'''

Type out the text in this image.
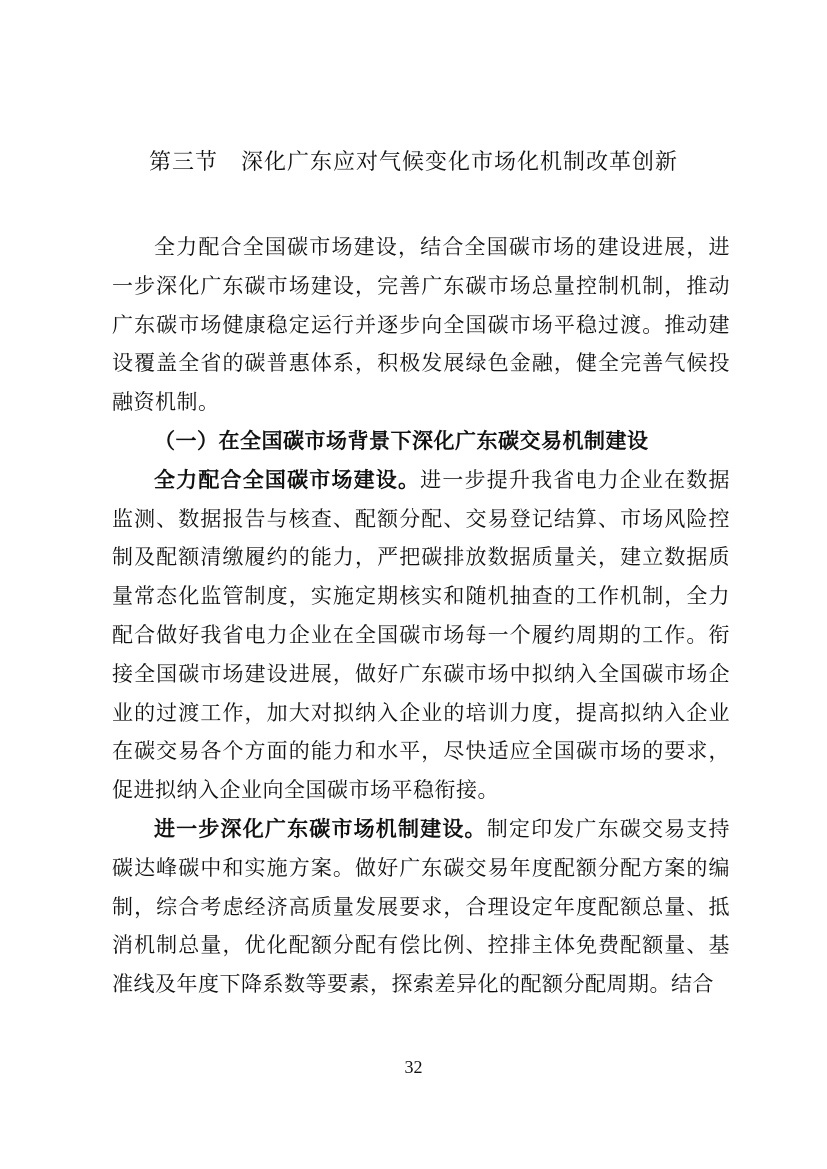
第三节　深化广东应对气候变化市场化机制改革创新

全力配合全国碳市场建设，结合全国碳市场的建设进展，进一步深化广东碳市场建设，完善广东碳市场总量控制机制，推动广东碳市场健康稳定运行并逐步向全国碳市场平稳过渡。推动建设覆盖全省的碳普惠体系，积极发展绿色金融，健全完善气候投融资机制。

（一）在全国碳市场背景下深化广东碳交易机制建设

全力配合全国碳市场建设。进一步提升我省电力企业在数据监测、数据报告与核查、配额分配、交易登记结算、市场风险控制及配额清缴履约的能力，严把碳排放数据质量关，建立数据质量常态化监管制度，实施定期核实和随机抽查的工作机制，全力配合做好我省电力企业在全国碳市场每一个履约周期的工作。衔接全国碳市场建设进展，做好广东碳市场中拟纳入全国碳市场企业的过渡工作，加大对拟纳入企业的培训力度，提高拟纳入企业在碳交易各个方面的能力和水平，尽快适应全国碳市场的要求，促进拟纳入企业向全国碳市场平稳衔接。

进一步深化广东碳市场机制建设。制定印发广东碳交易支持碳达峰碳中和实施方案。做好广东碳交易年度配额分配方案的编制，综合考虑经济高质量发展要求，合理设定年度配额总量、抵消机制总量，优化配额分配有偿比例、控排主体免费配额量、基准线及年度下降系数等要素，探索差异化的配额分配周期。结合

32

'''
'''

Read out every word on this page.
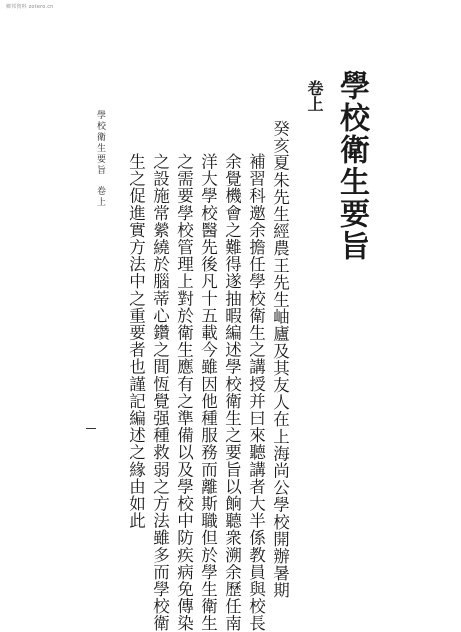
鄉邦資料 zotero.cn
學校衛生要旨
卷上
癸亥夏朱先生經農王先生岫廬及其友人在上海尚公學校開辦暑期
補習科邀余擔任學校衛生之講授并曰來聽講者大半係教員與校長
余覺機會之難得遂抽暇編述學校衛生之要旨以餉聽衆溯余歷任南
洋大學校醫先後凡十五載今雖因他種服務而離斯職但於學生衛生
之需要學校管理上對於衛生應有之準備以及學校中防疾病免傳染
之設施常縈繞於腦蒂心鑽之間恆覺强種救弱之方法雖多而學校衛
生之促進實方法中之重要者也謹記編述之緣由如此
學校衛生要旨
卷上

'''

Go through the material line by line. Show each line that contains the string "this".

**EXERCISE RESPONSE**
Type out the text in this image.
Read out every word on this page.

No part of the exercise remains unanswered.